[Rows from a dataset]

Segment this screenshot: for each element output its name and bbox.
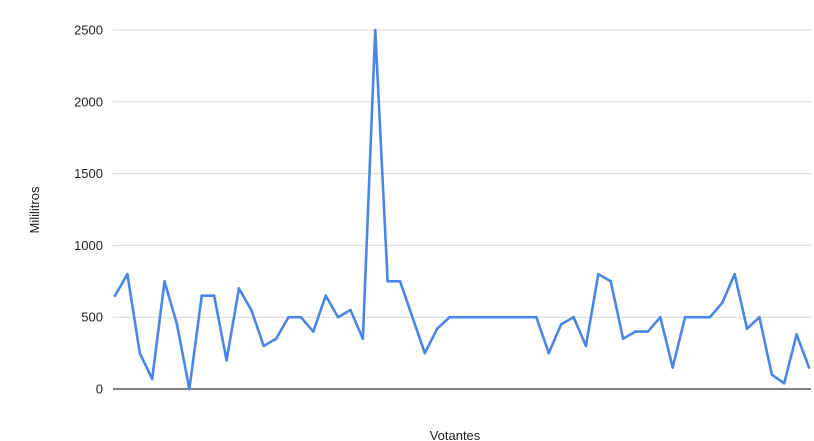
data-point: [311, 330, 315, 333]
data-point: [535, 315, 538, 319]
data-point: [448, 315, 451, 319]
y-axis-title: Mililitros: [27, 186, 42, 233]
data-point: [225, 358, 228, 362]
data-point: [745, 327, 749, 330]
data-point: [559, 323, 563, 326]
data-point: [113, 294, 117, 297]
data-point: [336, 315, 340, 319]
data-point: [497, 315, 501, 319]
data-point: [287, 315, 290, 319]
data-point: [621, 337, 625, 341]
data-point: [274, 337, 278, 341]
data-point: [138, 351, 142, 355]
data-point: [770, 373, 774, 376]
data-point: [163, 280, 166, 283]
data-point: [696, 315, 699, 319]
data-point: [373, 28, 377, 32]
data-point: [584, 344, 588, 348]
data-point: [435, 327, 439, 330]
data-point: [572, 315, 575, 319]
data-point: [634, 330, 637, 333]
data-point: [460, 315, 464, 319]
data-point: [150, 377, 154, 381]
data-point: [361, 337, 365, 341]
data-point: [324, 294, 327, 297]
y-tick-label: 500: [81, 310, 103, 325]
y-tick-label: 2500: [74, 23, 103, 38]
data-point: [237, 287, 241, 290]
data-point: [411, 315, 414, 319]
y-tick-label: 1500: [74, 166, 103, 181]
data-point: [609, 280, 613, 283]
data-point: [473, 315, 476, 319]
data-point: [398, 280, 402, 283]
y-tick-label: 1000: [74, 238, 103, 253]
data-point: [795, 333, 798, 336]
data-point: [733, 272, 736, 276]
data-point: [510, 315, 513, 319]
data-point: [597, 272, 600, 276]
data-point: [758, 315, 761, 319]
data-point: [683, 315, 687, 319]
data-point: [485, 315, 489, 319]
x-axis-title: Votantes: [430, 428, 481, 441]
gridlines: [113, 29, 811, 390]
data-point: [212, 294, 216, 297]
series-group: [113, 28, 811, 391]
data-point: [547, 351, 551, 355]
data-point: [658, 315, 662, 319]
data-point: [807, 366, 811, 369]
data-point: [708, 315, 712, 319]
data-point: [386, 280, 389, 283]
y-tick-label: 2000: [74, 94, 103, 109]
data-point: [671, 366, 674, 369]
series-line: [113, 28, 811, 391]
data-point: [200, 294, 204, 297]
y-tick-labels: 0 500 1000 1500 2000 2500: [74, 23, 103, 397]
data-point: [646, 330, 650, 333]
data-point: [188, 387, 191, 391]
data-point: [423, 351, 427, 355]
data-point: [720, 301, 724, 305]
data-point: [522, 315, 526, 319]
data-point: [175, 323, 179, 326]
data-point: [126, 272, 129, 276]
data-point: [299, 315, 303, 319]
data-point: [349, 308, 352, 312]
data-point: [782, 381, 786, 385]
data-point: [250, 308, 253, 312]
data-point: [262, 344, 266, 348]
y-tick-label: 0: [96, 382, 103, 397]
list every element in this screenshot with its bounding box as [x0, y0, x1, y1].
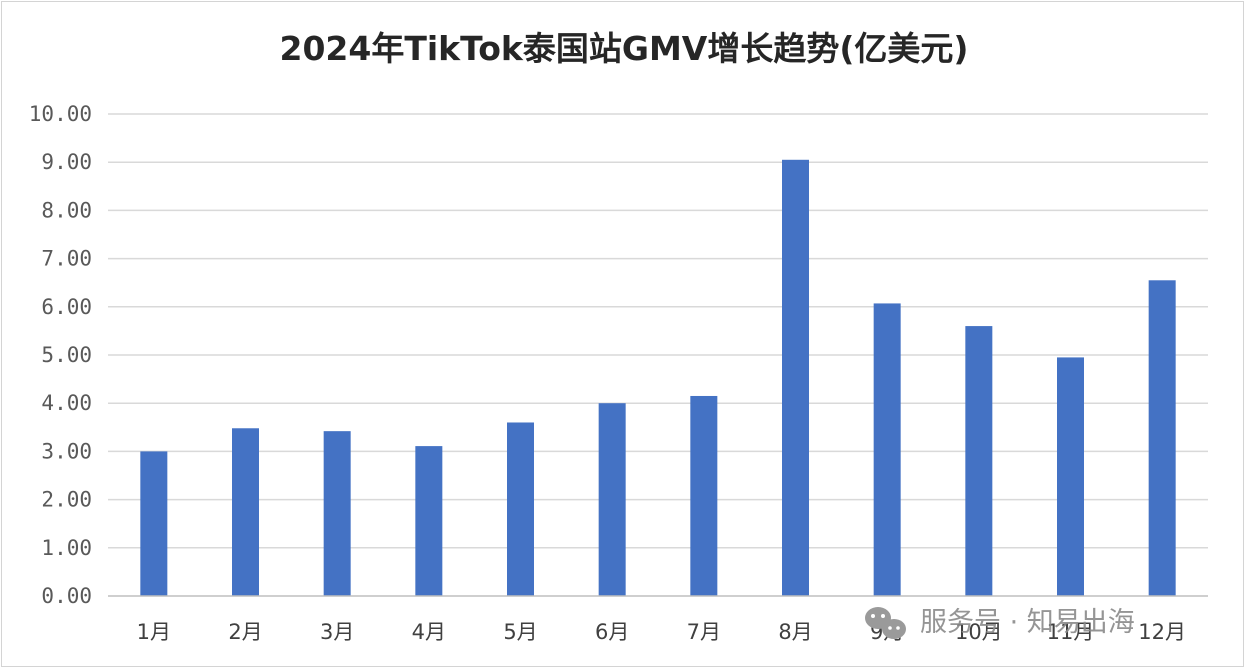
x-category-label: 7月	[687, 620, 721, 644]
y-tick-label: 3.00	[41, 439, 92, 463]
bar	[140, 451, 168, 596]
bar	[507, 422, 534, 596]
bar	[965, 326, 993, 596]
bar	[323, 431, 351, 596]
chart-title: 2024年TikTok泰国站GMV增长趋势(亿美元)	[280, 29, 969, 68]
bars	[140, 159, 1176, 597]
wechat-icon	[865, 607, 906, 639]
x-axis-category-labels: 1月2月3月4月5月6月7月8月9月10月11月12月	[137, 620, 1186, 644]
y-tick-label: 9.00	[41, 150, 92, 174]
x-category-label: 4月	[412, 620, 446, 644]
x-category-label: 8月	[778, 620, 812, 644]
bar	[873, 303, 901, 596]
x-category-label: 6月	[595, 620, 629, 644]
bar	[782, 159, 809, 597]
bar	[1057, 357, 1084, 596]
y-tick-label: 6.00	[41, 295, 92, 319]
x-category-label: 5月	[503, 620, 537, 644]
x-category-label: 1月	[137, 620, 171, 644]
bar	[415, 446, 443, 596]
y-tick-label: 5.00	[41, 343, 92, 367]
y-tick-label: 7.00	[41, 247, 92, 271]
y-tick-label: 1.00	[41, 536, 92, 560]
watermark: 服务号 · 知易出海	[865, 607, 1135, 639]
gridlines	[108, 113, 1208, 549]
bar	[232, 428, 259, 596]
y-tick-label: 8.00	[41, 198, 92, 222]
x-category-label: 10月	[955, 620, 1003, 644]
y-tick-label: 2.00	[41, 488, 92, 512]
y-tick-label: 4.00	[41, 391, 92, 415]
x-category-label: 3月	[320, 620, 354, 644]
y-axis-tick-labels: 0.00 1.00 2.00 3.00 4.00 5.00 6.00 7.00 8.00 9.00…	[29, 102, 92, 608]
watermark-text: 服务号 · 知易出海	[920, 607, 1135, 638]
bar	[598, 403, 626, 596]
x-category-label: 2月	[228, 620, 262, 644]
x-category-label: 12月	[1138, 620, 1186, 644]
bar	[1148, 280, 1176, 596]
y-tick-label: 0.00	[41, 584, 92, 608]
x-category-label: 11月	[1047, 620, 1095, 644]
y-tick-label: 10.00	[29, 102, 92, 126]
bar	[690, 395, 718, 596]
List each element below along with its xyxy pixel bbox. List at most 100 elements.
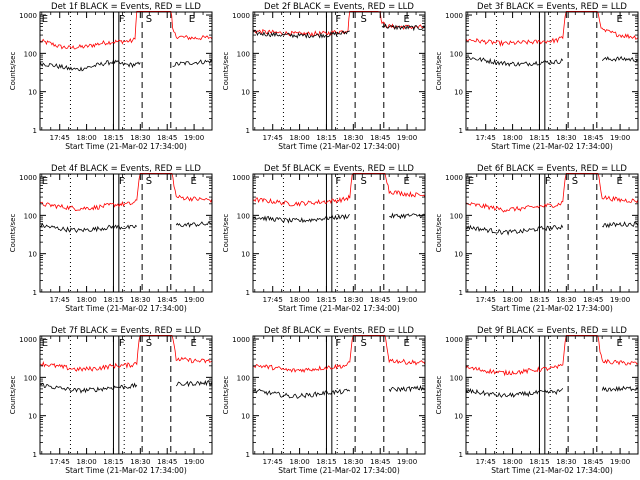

Work to do - Recast every line of the entries above as a numbered list, omitting blank lines. Leave the pictures out of your answer.

Task answer -
1. Segment this screenshot: for each element output its name and bbox.
2. data-point: [311, 330, 315, 333]
3. data-point: [535, 315, 538, 319]
4. data-point: [448, 315, 451, 319]
5. y-axis-title: Mililitros: [27, 186, 42, 233]
6. data-point: [225, 358, 228, 362]
7. data-point: [745, 327, 749, 330]
8. data-point: [559, 323, 563, 326]
9. data-point: [113, 294, 117, 297]
10. data-point: [336, 315, 340, 319]
11. data-point: [497, 315, 501, 319]
12. data-point: [287, 315, 290, 319]
13. data-point: [621, 337, 625, 341]
14. data-point: [274, 337, 278, 341]
15. data-point: [138, 351, 142, 355]
16. data-point: [770, 373, 774, 376]
17. data-point: [163, 280, 166, 283]
18. data-point: [696, 315, 699, 319]
19. data-point: [373, 28, 377, 32]
20. data-point: [584, 344, 588, 348]
21. data-point: [435, 327, 439, 330]
22. data-point: [572, 315, 575, 319]
23. data-point: [634, 330, 637, 333]
24. data-point: [460, 315, 464, 319]
25. data-point: [150, 377, 154, 381]
26. data-point: [361, 337, 365, 341]
27. data-point: [324, 294, 327, 297]
28. y-tick-label: 500: [81, 310, 103, 325]
29. y-tick-label: 2500: [74, 23, 103, 38]
30. data-point: [237, 287, 241, 290]
31. data-point: [411, 315, 414, 319]
32. y-tick-label: 1500: [74, 166, 103, 181]
33. data-point: [609, 280, 613, 283]
34. data-point: [473, 315, 476, 319]
35. data-point: [398, 280, 402, 283]
36. y-tick-label: 1000: [74, 238, 103, 253]
37. data-point: [795, 333, 798, 336]
38. data-point: [733, 272, 736, 276]
39. data-point: [510, 315, 513, 319]
40. data-point: [597, 272, 600, 276]
41. data-point: [758, 315, 761, 319]
42. data-point: [683, 315, 687, 319]
43. data-point: [485, 315, 489, 319]
44. x-axis-title: Votantes: [430, 428, 481, 441]
45. gridlines: [113, 29, 811, 390]
46. data-point: [212, 294, 216, 297]
47. series-group: [113, 28, 811, 391]
48. data-point: [547, 351, 551, 355]
49. data-point: [658, 315, 662, 319]
50. data-point: [807, 366, 811, 369]
51. data-point: [708, 315, 712, 319]
52. data-point: [386, 280, 389, 283]
53. y-tick-label: 2000: [74, 94, 103, 109]
54. data-point: [671, 366, 674, 369]
55. series-line: [113, 28, 811, 391]
56. data-point: [200, 294, 204, 297]
57. y-tick-labels: 0 500 1000 1500 2000 2500: [74, 23, 103, 397]
58. data-point: [646, 330, 650, 333]
59. data-point: [188, 387, 191, 391]
60. data-point: [423, 351, 427, 355]
61. data-point: [720, 301, 724, 305]
62. data-point: [522, 315, 526, 319]
63. data-point: [175, 323, 179, 326]
64. data-point: [126, 272, 129, 276]
65. data-point: [299, 315, 303, 319]
66. data-point: [349, 308, 352, 312]
67. data-point: [782, 381, 786, 385]
68. data-point: [250, 308, 253, 312]
69. data-point: [262, 344, 266, 348]
70. y-tick-label: 0: [96, 382, 103, 397]
71. list every element in this screenshot with its bounding box as [x0, y0, x1, y1].
72. x-category-label: 7月	[687, 620, 721, 644]
73. y-tick-label: 3.00	[41, 439, 92, 463]
74. bar	[140, 451, 168, 596]
75. bar	[507, 422, 534, 596]
76. bar	[965, 326, 993, 596]
77. bar	[323, 431, 351, 596]
78. chart-title: 2024年TikTok泰国站GMV增长趋势(亿美元)	[280, 29, 969, 68]
79. bars	[140, 159, 1176, 597]
80. wechat-icon	[865, 607, 906, 639]
81. x-axis-category-labels: 1月2月3月4月5月6月7月8月9月10月11月12月	[137, 620, 1186, 644]
82. y-tick-label: 9.00	[41, 150, 92, 174]
83. x-category-label: 4月	[412, 620, 446, 644]
84. x-category-label: 8月	[778, 620, 812, 644]
85. bar	[873, 303, 901, 596]
86. x-category-label: 6月	[595, 620, 629, 644]
87. bar	[782, 159, 809, 597]
88. bar	[1057, 357, 1084, 596]
89. y-tick-label: 6.00	[41, 295, 92, 319]
90. x-category-label: 5月	[503, 620, 537, 644]
91. x-category-label: 1月	[137, 620, 171, 644]
92. bar	[415, 446, 443, 596]
93. y-tick-label: 5.00	[41, 343, 92, 367]
94. y-tick-label: 7.00	[41, 247, 92, 271]
95. y-tick-label: 1.00	[41, 536, 92, 560]
96. watermark: 服务号 · 知易出海	[865, 607, 1135, 639]
97. gridlines	[108, 113, 1208, 549]
98. bar	[232, 428, 259, 596]
99. y-tick-label: 8.00	[41, 198, 92, 222]
100. x-category-label: 10月	[955, 620, 1003, 644]
101. y-tick-label: 2.00	[41, 488, 92, 512]
102. y-tick-label: 4.00	[41, 391, 92, 415]
103. x-category-label: 3月	[320, 620, 354, 644]
104. y-axis-tick-labels: 0.00 1.00 2.00 3.00 4.00 5.00 6.00 7.00 8.00 9.00…	[29, 102, 92, 608]
105. watermark-text: 服务号 · 知易出海	[920, 607, 1135, 638]
106. bar	[598, 403, 626, 596]
107. x-category-label: 2月	[228, 620, 262, 644]
108. x-category-label: 12月	[1138, 620, 1186, 644]
109. bar	[1148, 280, 1176, 596]
110. y-tick-label: 0.00	[41, 584, 92, 608]
111. x-category-label: 11月	[1047, 620, 1095, 644]
112. y-tick-label: 10.00	[29, 102, 92, 126]
113. bar	[690, 395, 718, 596]
114. List each element below along with its xyxy pixel bbox. List at most 100 elements.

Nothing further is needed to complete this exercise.